Stored data
:::::

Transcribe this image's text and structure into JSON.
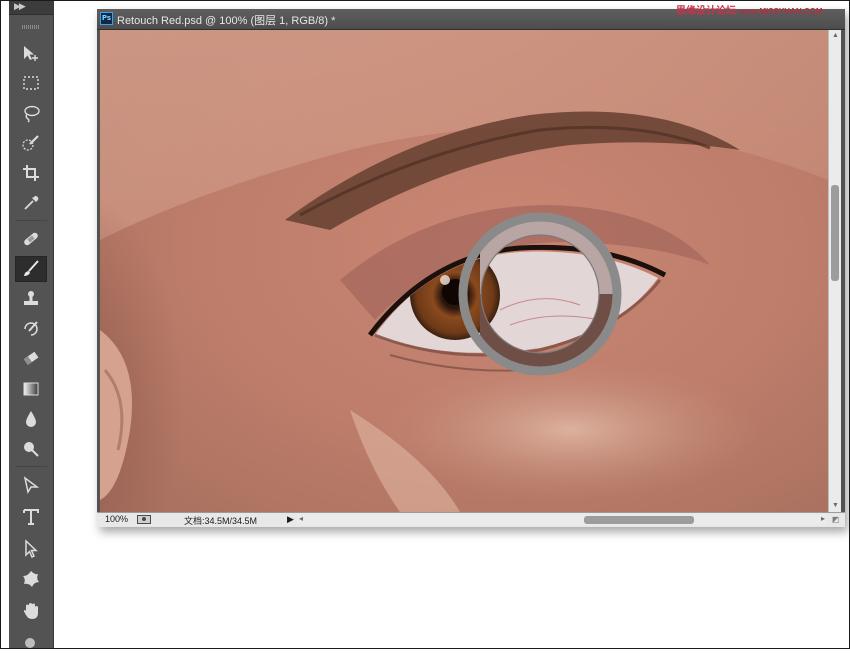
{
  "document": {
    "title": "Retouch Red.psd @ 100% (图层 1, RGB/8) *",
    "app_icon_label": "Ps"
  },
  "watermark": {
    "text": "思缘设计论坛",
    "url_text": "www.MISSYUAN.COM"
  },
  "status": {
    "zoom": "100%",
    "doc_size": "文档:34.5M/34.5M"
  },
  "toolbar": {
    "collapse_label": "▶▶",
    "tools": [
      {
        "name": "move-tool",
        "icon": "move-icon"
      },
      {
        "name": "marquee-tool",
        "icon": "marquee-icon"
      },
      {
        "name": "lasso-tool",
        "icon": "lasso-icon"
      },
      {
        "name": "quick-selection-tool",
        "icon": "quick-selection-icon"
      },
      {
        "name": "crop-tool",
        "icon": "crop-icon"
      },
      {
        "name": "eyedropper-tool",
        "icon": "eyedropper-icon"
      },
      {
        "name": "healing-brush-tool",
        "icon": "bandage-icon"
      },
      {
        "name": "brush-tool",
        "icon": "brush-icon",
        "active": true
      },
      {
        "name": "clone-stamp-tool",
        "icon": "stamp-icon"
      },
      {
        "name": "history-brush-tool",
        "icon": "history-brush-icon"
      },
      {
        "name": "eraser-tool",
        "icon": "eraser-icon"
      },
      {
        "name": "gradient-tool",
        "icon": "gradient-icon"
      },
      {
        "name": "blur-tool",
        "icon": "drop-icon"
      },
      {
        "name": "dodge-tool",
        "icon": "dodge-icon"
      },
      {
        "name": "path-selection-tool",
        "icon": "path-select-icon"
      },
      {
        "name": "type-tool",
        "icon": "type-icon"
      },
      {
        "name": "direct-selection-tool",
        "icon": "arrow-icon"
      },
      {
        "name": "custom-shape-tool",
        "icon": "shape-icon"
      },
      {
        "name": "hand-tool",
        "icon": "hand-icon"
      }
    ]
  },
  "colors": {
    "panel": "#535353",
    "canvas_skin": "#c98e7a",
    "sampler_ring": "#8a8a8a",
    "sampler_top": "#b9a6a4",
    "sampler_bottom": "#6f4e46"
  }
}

:::::

_EXERCISE TASK_: Extract every line of the data exactly; pictures stay out.

_REPLY TO THE EXERCISE_:
Transcribe this image's text and structure into JSON.
{
  "document": {
    "title": "Retouch Red.psd @ 100% (图层 1, RGB/8) *",
    "app_icon_label": "Ps"
  },
  "watermark": {
    "text": "思缘设计论坛",
    "url_text": "www.MISSYUAN.COM"
  },
  "status": {
    "zoom": "100%",
    "doc_size": "文档:34.5M/34.5M"
  },
  "toolbar": {
    "collapse_label": "▶▶",
    "tools": [
      {
        "name": "move-tool",
        "icon": "move-icon"
      },
      {
        "name": "marquee-tool",
        "icon": "marquee-icon"
      },
      {
        "name": "lasso-tool",
        "icon": "lasso-icon"
      },
      {
        "name": "quick-selection-tool",
        "icon": "quick-selection-icon"
      },
      {
        "name": "crop-tool",
        "icon": "crop-icon"
      },
      {
        "name": "eyedropper-tool",
        "icon": "eyedropper-icon"
      },
      {
        "name": "healing-brush-tool",
        "icon": "bandage-icon"
      },
      {
        "name": "brush-tool",
        "icon": "brush-icon",
        "active": true
      },
      {
        "name": "clone-stamp-tool",
        "icon": "stamp-icon"
      },
      {
        "name": "history-brush-tool",
        "icon": "history-brush-icon"
      },
      {
        "name": "eraser-tool",
        "icon": "eraser-icon"
      },
      {
        "name": "gradient-tool",
        "icon": "gradient-icon"
      },
      {
        "name": "blur-tool",
        "icon": "drop-icon"
      },
      {
        "name": "dodge-tool",
        "icon": "dodge-icon"
      },
      {
        "name": "path-selection-tool",
        "icon": "path-select-icon"
      },
      {
        "name": "type-tool",
        "icon": "type-icon"
      },
      {
        "name": "direct-selection-tool",
        "icon": "arrow-icon"
      },
      {
        "name": "custom-shape-tool",
        "icon": "shape-icon"
      },
      {
        "name": "hand-tool",
        "icon": "hand-icon"
      }
    ]
  },
  "colors": {
    "panel": "#535353",
    "canvas_skin": "#c98e7a",
    "sampler_ring": "#8a8a8a",
    "sampler_top": "#b9a6a4",
    "sampler_bottom": "#6f4e46"
  }
}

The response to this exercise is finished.